◆ **Directive**:
All lines in which the word "denna" occurs are to be extracted.

◆ **Supplied data**:
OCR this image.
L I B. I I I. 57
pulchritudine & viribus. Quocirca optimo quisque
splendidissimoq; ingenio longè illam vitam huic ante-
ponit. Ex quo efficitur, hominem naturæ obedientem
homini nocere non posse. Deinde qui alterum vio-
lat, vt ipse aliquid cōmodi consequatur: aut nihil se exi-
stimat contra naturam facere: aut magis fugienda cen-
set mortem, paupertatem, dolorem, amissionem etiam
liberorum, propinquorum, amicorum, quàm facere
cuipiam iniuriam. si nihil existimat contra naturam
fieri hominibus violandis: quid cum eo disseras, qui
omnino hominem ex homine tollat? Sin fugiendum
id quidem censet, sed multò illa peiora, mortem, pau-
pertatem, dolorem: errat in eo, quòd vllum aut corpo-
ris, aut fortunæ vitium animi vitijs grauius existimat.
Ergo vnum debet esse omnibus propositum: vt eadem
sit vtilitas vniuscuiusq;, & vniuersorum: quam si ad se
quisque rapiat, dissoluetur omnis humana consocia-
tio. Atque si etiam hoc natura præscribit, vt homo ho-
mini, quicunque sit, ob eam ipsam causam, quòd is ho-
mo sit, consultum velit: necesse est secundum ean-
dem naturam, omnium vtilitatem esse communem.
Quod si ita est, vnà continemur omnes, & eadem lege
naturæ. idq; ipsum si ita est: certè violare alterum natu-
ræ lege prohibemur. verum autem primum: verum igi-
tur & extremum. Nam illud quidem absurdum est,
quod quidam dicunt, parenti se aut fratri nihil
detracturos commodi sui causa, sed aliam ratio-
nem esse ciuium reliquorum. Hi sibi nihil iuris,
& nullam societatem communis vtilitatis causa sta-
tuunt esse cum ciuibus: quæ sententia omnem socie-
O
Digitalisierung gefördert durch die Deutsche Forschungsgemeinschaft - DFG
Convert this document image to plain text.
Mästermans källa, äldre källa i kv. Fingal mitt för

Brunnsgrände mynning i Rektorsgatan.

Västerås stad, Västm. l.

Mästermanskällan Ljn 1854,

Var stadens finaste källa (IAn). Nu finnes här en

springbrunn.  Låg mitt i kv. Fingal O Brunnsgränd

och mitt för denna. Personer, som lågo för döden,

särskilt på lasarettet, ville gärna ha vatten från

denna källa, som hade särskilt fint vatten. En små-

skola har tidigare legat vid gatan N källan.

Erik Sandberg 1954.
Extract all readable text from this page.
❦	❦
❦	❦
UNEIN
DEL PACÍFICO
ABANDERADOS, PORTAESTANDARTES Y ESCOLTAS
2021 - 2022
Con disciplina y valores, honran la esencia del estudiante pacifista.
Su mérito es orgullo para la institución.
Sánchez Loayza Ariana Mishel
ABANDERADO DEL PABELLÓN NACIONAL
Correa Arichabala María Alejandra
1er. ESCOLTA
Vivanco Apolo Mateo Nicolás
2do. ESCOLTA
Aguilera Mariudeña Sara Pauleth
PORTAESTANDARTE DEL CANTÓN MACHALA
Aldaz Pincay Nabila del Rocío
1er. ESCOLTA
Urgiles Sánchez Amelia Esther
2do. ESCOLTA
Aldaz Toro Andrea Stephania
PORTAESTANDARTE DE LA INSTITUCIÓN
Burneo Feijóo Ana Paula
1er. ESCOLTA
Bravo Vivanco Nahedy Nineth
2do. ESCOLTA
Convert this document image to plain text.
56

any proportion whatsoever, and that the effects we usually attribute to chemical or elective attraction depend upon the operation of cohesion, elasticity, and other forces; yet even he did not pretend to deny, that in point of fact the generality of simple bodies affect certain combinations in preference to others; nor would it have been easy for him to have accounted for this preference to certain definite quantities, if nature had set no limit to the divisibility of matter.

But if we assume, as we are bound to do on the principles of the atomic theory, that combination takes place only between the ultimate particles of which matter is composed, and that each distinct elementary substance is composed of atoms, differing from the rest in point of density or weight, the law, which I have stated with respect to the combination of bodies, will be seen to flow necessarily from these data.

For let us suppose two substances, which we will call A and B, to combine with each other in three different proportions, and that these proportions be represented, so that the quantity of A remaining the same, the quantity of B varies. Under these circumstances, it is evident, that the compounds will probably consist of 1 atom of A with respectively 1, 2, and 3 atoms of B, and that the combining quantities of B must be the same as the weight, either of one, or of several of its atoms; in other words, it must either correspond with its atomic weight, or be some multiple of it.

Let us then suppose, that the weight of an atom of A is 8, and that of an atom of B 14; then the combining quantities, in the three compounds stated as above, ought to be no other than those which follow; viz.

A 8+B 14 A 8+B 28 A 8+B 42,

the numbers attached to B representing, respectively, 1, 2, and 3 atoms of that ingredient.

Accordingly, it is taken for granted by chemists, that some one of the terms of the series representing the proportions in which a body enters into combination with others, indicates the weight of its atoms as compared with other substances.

◆ **Answer in full**:
och mitt för denna. Personer, som lågo för döden,
denna källa, som hade särskilt fint vatten. En små-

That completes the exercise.